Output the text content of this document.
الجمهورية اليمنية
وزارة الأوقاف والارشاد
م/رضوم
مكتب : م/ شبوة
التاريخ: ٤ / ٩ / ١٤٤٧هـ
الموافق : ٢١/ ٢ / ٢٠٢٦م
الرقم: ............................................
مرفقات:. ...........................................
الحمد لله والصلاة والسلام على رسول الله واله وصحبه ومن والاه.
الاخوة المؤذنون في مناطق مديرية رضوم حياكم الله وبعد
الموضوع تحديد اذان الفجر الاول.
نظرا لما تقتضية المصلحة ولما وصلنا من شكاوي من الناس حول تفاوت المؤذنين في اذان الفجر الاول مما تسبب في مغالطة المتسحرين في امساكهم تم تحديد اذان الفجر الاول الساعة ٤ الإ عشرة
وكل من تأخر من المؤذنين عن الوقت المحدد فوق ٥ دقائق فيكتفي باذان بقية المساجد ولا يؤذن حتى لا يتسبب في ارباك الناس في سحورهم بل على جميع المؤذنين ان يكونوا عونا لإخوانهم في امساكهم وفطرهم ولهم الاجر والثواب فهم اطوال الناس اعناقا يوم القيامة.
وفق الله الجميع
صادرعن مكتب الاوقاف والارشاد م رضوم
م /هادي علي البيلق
○ ○ ○ ○ ○ ○ ○
To do:
Reproduce the listing above word for word.

Correct output:
Output the text content of this document.
الجمهورية اليمنية
وزارة الأوقاف والارشاد
م/رضوم
مكتب : م/ شبوة
التاريخ: ٤ / ٩ / ١٤٤٧هـ
الموافق : ٢١/ ٢ / ٢٠٢٦م
الرقم: ............................................
مرفقات:. ...........................................
الحمد لله والصلاة والسلام على رسول الله واله وصحبه ومن والاه.
الاخوة المؤذنون في مناطق مديرية رضوم حياكم الله وبعد
الموضوع تحديد اذان الفجر الاول.
نظرا لما تقتضية المصلحة ولما وصلنا من شكاوي من الناس حول تفاوت المؤذنين في اذان الفجر الاول مما تسبب في مغالطة المتسحرين في امساكهم تم تحديد اذان الفجر الاول الساعة ٤ الإ عشرة
وكل من تأخر من المؤذنين عن الوقت المحدد فوق ٥ دقائق فيكتفي باذان بقية المساجد ولا يؤذن حتى لا يتسبب في ارباك الناس في سحورهم بل على جميع المؤذنين ان يكونوا عونا لإخوانهم في امساكهم وفطرهم ولهم الاجر والثواب فهم اطوال الناس اعناقا يوم القيامة.
وفق الله الجميع
صادرعن مكتب الاوقاف والارشاد م رضوم
م /هادي علي البيلق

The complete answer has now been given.